What to do:
Identify, in the records below, every line where the string "this" appears, and copy each such line.
-- start --
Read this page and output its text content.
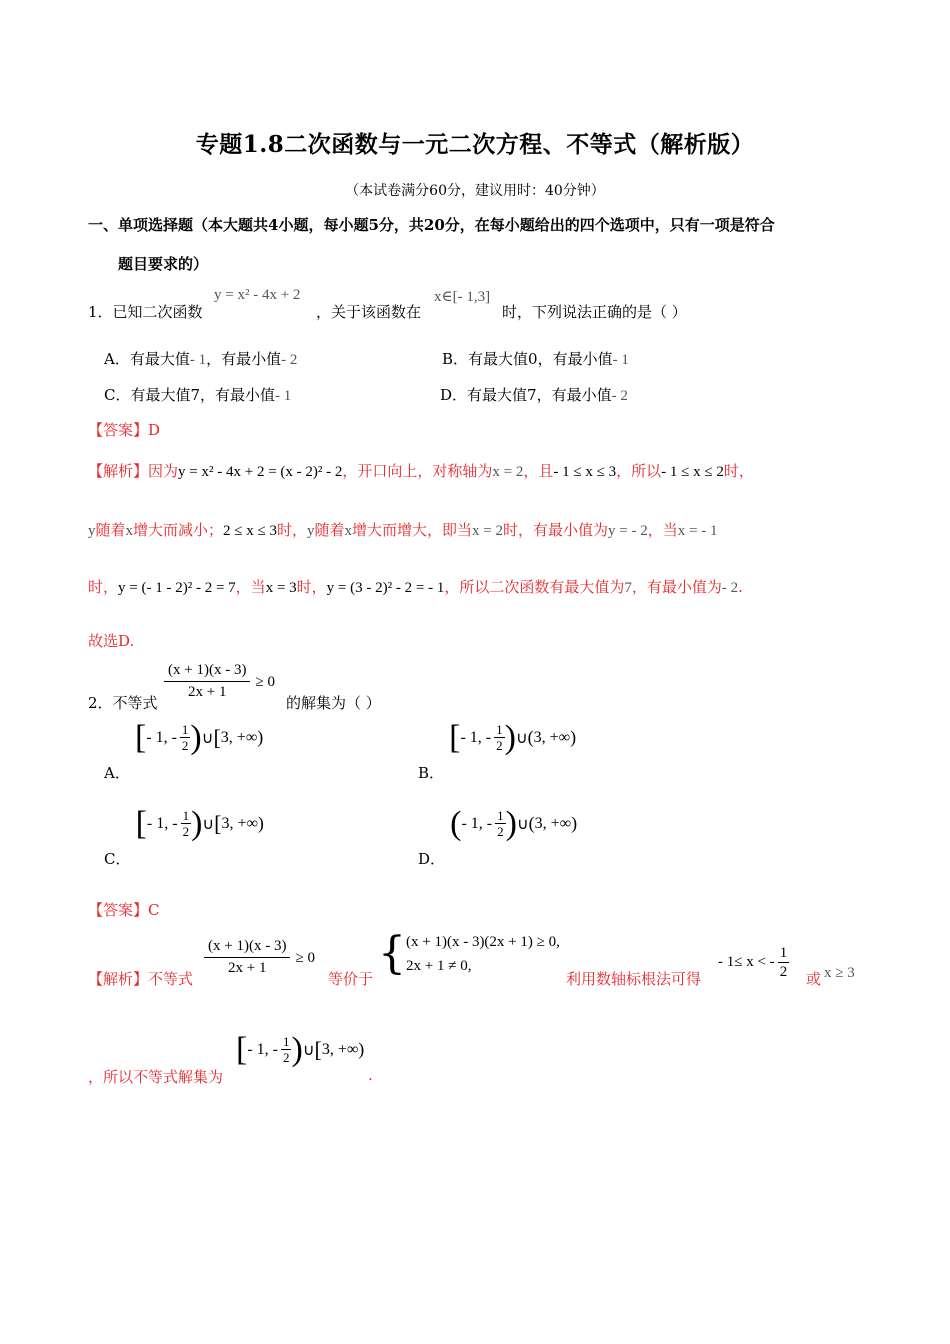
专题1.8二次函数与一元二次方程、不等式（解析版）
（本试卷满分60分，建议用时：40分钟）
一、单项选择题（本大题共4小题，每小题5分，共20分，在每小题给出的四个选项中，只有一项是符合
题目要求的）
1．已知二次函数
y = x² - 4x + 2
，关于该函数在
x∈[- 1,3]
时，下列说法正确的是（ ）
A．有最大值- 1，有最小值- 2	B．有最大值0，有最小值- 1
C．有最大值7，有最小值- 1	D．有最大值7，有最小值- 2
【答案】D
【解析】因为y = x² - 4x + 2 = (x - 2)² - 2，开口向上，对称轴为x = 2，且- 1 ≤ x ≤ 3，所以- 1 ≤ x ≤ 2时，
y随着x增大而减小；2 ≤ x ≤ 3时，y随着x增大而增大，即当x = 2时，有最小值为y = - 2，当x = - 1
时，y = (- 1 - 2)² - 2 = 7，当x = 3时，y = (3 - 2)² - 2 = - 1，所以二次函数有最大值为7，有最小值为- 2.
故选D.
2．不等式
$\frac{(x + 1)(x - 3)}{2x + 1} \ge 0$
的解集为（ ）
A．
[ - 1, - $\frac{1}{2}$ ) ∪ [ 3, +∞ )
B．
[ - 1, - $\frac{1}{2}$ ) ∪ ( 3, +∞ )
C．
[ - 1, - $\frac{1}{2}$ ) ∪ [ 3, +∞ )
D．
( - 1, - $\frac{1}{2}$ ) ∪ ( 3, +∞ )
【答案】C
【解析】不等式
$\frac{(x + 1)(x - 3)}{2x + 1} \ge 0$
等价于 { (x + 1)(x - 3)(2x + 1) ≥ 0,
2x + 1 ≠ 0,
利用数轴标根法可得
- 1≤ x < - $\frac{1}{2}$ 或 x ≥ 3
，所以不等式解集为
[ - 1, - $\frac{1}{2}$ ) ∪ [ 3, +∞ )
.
-- end --
-- start --
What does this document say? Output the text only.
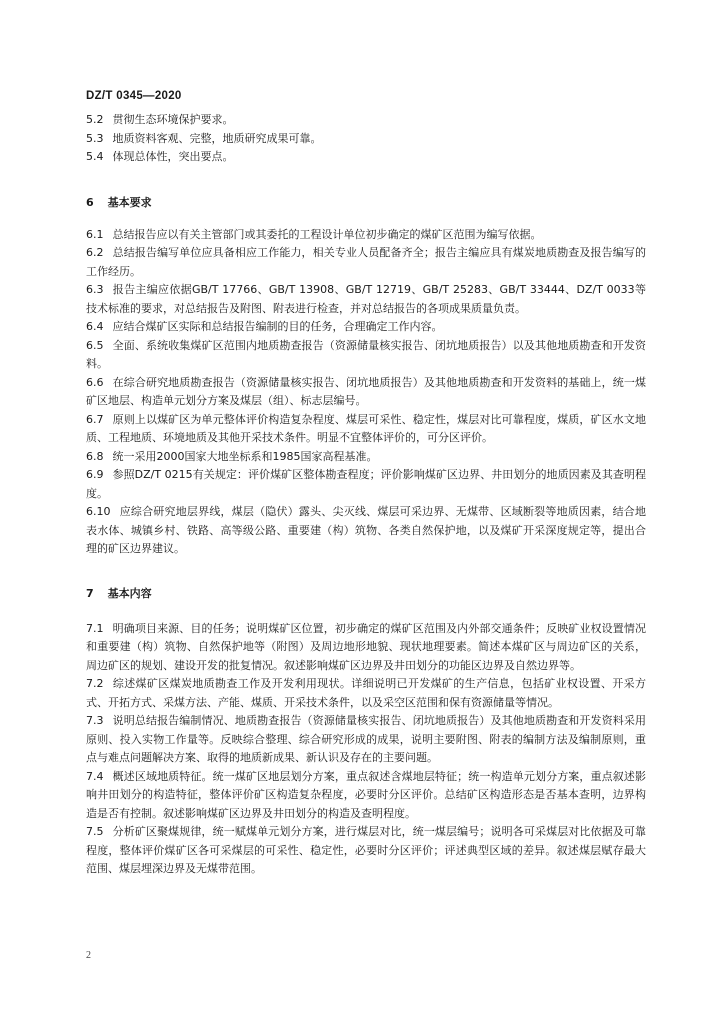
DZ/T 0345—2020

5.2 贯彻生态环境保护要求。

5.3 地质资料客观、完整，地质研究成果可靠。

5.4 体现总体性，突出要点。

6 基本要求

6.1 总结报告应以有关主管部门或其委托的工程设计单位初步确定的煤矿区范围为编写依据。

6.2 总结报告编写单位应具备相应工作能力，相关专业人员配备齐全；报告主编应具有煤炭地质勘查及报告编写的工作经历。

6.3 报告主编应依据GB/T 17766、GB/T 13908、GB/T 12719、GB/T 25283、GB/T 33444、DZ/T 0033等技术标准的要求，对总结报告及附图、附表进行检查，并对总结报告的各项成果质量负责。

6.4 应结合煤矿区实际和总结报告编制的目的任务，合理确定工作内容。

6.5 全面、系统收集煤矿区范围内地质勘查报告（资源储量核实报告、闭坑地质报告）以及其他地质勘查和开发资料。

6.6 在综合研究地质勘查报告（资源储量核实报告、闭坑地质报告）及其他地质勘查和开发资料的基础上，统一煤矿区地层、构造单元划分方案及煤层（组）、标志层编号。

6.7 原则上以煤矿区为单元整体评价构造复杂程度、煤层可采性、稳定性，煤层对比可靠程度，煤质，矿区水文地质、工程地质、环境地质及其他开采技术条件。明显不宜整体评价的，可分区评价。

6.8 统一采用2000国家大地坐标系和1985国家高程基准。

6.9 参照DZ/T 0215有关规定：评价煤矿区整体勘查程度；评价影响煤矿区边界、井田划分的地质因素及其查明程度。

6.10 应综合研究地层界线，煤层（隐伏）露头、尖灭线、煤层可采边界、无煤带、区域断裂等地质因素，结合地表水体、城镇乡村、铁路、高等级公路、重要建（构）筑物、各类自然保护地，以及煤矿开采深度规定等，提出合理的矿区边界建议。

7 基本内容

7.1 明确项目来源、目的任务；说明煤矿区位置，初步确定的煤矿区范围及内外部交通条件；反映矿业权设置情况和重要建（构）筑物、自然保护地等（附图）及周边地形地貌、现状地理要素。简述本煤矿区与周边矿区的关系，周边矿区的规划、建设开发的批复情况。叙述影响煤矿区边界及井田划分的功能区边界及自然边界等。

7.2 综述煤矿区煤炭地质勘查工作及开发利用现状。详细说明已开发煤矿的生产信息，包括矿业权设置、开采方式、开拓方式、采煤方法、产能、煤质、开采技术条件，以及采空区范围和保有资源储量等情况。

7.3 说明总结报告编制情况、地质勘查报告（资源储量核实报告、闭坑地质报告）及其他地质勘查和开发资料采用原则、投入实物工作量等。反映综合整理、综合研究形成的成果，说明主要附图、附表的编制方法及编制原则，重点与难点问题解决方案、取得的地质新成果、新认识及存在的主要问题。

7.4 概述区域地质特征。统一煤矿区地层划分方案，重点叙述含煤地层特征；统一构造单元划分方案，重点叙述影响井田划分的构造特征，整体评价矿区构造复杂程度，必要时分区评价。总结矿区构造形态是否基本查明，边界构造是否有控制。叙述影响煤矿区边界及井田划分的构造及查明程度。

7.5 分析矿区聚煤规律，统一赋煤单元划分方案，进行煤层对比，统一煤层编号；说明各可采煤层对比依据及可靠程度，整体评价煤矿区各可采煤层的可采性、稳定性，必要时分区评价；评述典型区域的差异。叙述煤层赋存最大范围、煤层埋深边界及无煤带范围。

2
-- end --
-- start --
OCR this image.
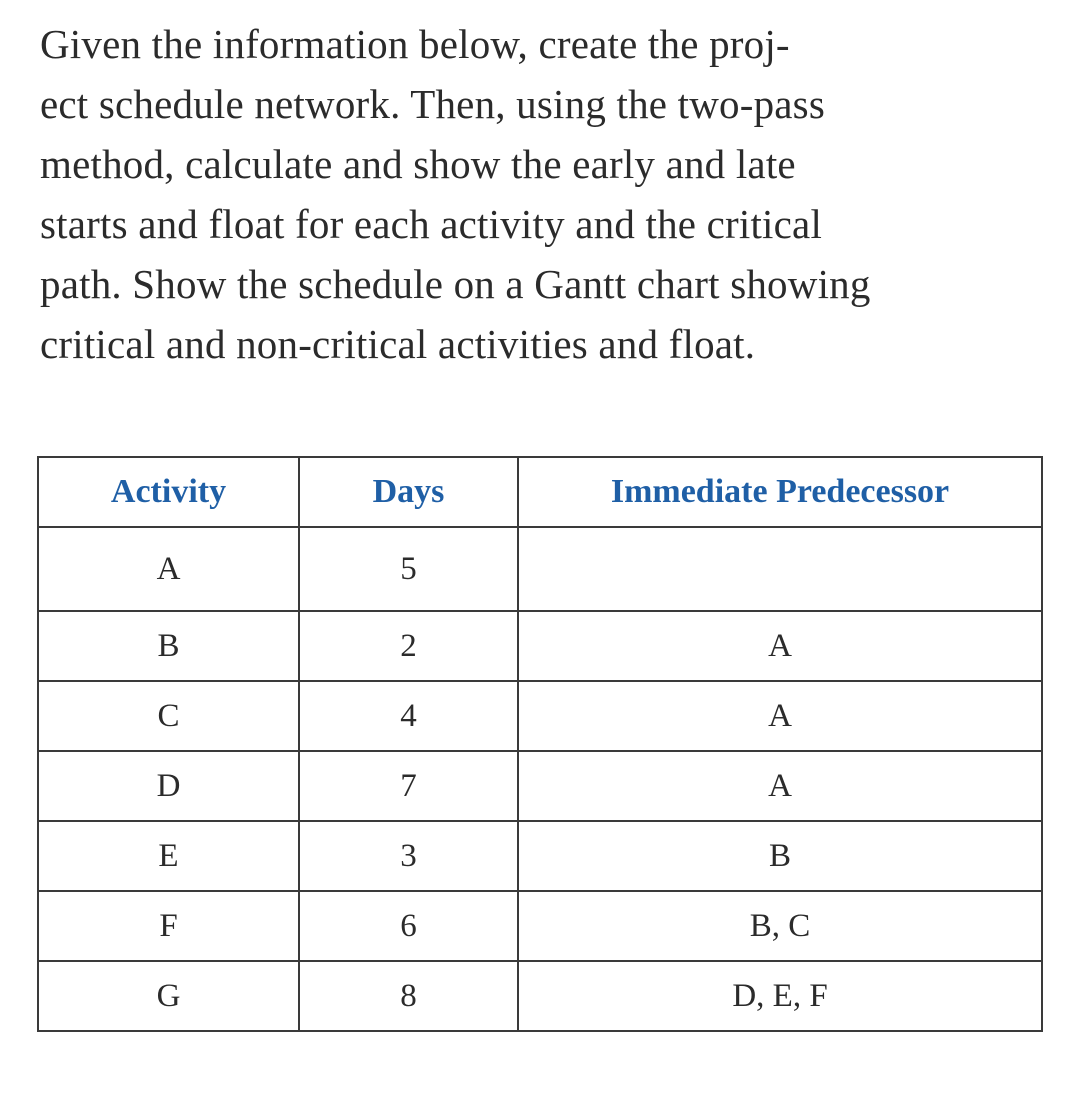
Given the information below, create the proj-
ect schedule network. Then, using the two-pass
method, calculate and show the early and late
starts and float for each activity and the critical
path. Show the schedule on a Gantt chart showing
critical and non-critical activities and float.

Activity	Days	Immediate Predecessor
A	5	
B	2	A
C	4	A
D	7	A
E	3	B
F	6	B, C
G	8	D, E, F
-- end --
Reply to the task:
Read this page and output its text content.
What does this document say? Output the text only.
OCR this image.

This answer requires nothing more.